Stored data
::::
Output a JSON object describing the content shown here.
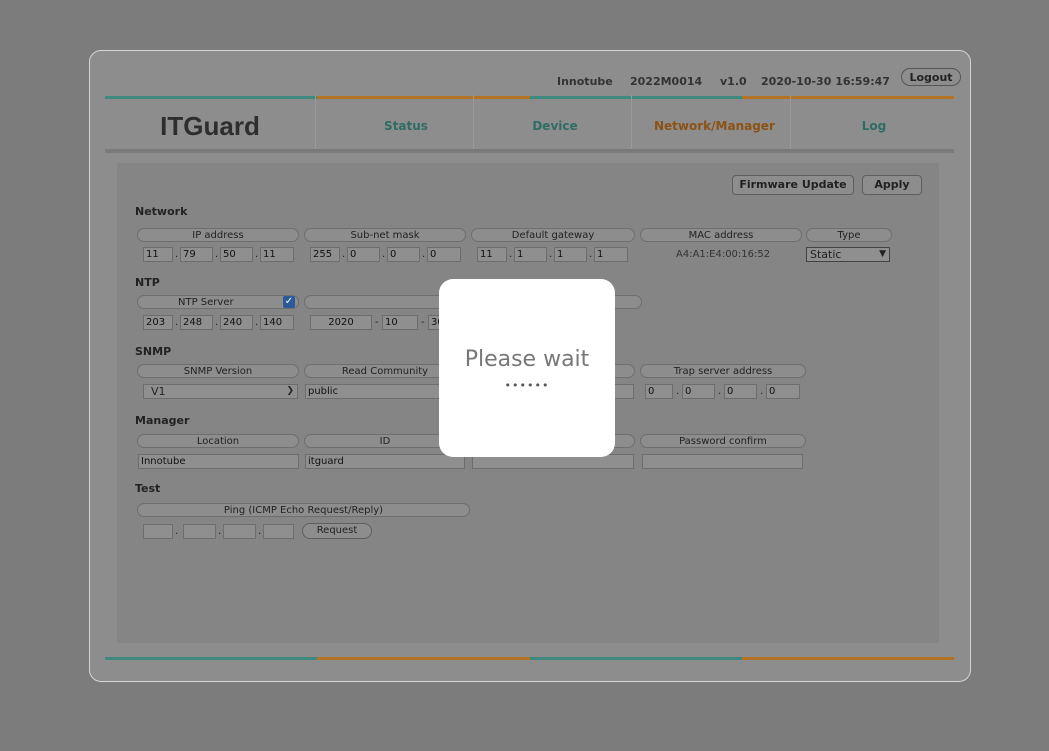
{
  "header": {
    "company": "Innotube",
    "serial": "2022M0014",
    "version": "v1.0",
    "datetime": "2020-10-30 16:59:47",
    "logout_label": "Logout"
  },
  "logo": "ITGuard",
  "tabs": [
    {
      "label": "Status"
    },
    {
      "label": "Device"
    },
    {
      "label": "Network/Manager"
    },
    {
      "label": "Log"
    }
  ],
  "actions": {
    "firmware_label": "Firmware Update",
    "apply_label": "Apply"
  },
  "network": {
    "title": "Network",
    "headers": {
      "ip": "IP address",
      "subnet": "Sub-net mask",
      "gateway": "Default gateway",
      "mac": "MAC address",
      "type": "Type"
    },
    "ip": [
      "11",
      "79",
      "50",
      "11"
    ],
    "subnet": [
      "255",
      "0",
      "0",
      "0"
    ],
    "gateway": [
      "11",
      "1",
      "1",
      "1"
    ],
    "mac": "A4:A1:E4:00:16:52",
    "type": "Static"
  },
  "ntp": {
    "title": "NTP",
    "header": "NTP Server",
    "server": [
      "203",
      "248",
      "240",
      "140"
    ],
    "date": [
      "2020",
      "10",
      "30"
    ]
  },
  "snmp": {
    "title": "SNMP",
    "headers": {
      "version": "SNMP Version",
      "read": "Read Community",
      "trap": "Trap server address"
    },
    "version": "V1",
    "read": "public",
    "trap": [
      "0",
      "0",
      "0",
      "0"
    ]
  },
  "manager": {
    "title": "Manager",
    "headers": {
      "location": "Location",
      "id": "ID",
      "password_confirm": "Password confirm"
    },
    "location": "Innotube",
    "id": "itguard",
    "password": "",
    "password_confirm": ""
  },
  "test": {
    "title": "Test",
    "header": "Ping (ICMP Echo Request/Reply)",
    "request_label": "Request"
  },
  "modal": {
    "title": "Please wait",
    "dots": "••••••"
  },
  "colors": {
    "teal": "#3e8a80",
    "orange": "#b47323",
    "checkbox": "#2c5a99"
  }
}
::::
What the exercise asks:
In your copy of the listing above, reproduce each line exactly and omit all pictures.

Response to this task:
Output a JSON object describing the content shown here.
{
  "header": {
    "company": "Innotube",
    "serial": "2022M0014",
    "version": "v1.0",
    "datetime": "2020-10-30 16:59:47",
    "logout_label": "Logout"
  },
  "logo": "ITGuard",
  "tabs": [
    {
      "label": "Status"
    },
    {
      "label": "Device"
    },
    {
      "label": "Network/Manager"
    },
    {
      "label": "Log"
    }
  ],
  "actions": {
    "firmware_label": "Firmware Update",
    "apply_label": "Apply"
  },
  "network": {
    "title": "Network",
    "headers": {
      "ip": "IP address",
      "subnet": "Sub-net mask",
      "gateway": "Default gateway",
      "mac": "MAC address",
      "type": "Type"
    },
    "ip": [
      "11",
      "79",
      "50",
      "11"
    ],
    "subnet": [
      "255",
      "0",
      "0",
      "0"
    ],
    "gateway": [
      "11",
      "1",
      "1",
      "1"
    ],
    "mac": "A4:A1:E4:00:16:52",
    "type": "Static"
  },
  "ntp": {
    "title": "NTP",
    "header": "NTP Server",
    "server": [
      "203",
      "248",
      "240",
      "140"
    ],
    "date": [
      "2020",
      "10",
      "30"
    ]
  },
  "snmp": {
    "title": "SNMP",
    "headers": {
      "version": "SNMP Version",
      "read": "Read Community",
      "trap": "Trap server address"
    },
    "version": "V1",
    "read": "public",
    "trap": [
      "0",
      "0",
      "0",
      "0"
    ]
  },
  "manager": {
    "title": "Manager",
    "headers": {
      "location": "Location",
      "id": "ID",
      "password_confirm": "Password confirm"
    },
    "location": "Innotube",
    "id": "itguard",
    "password": "",
    "password_confirm": ""
  },
  "test": {
    "title": "Test",
    "header": "Ping (ICMP Echo Request/Reply)",
    "request_label": "Request"
  },
  "modal": {
    "title": "Please wait",
    "dots": "••••••"
  },
  "colors": {
    "teal": "#3e8a80",
    "orange": "#b47323",
    "checkbox": "#2c5a99"
  }
}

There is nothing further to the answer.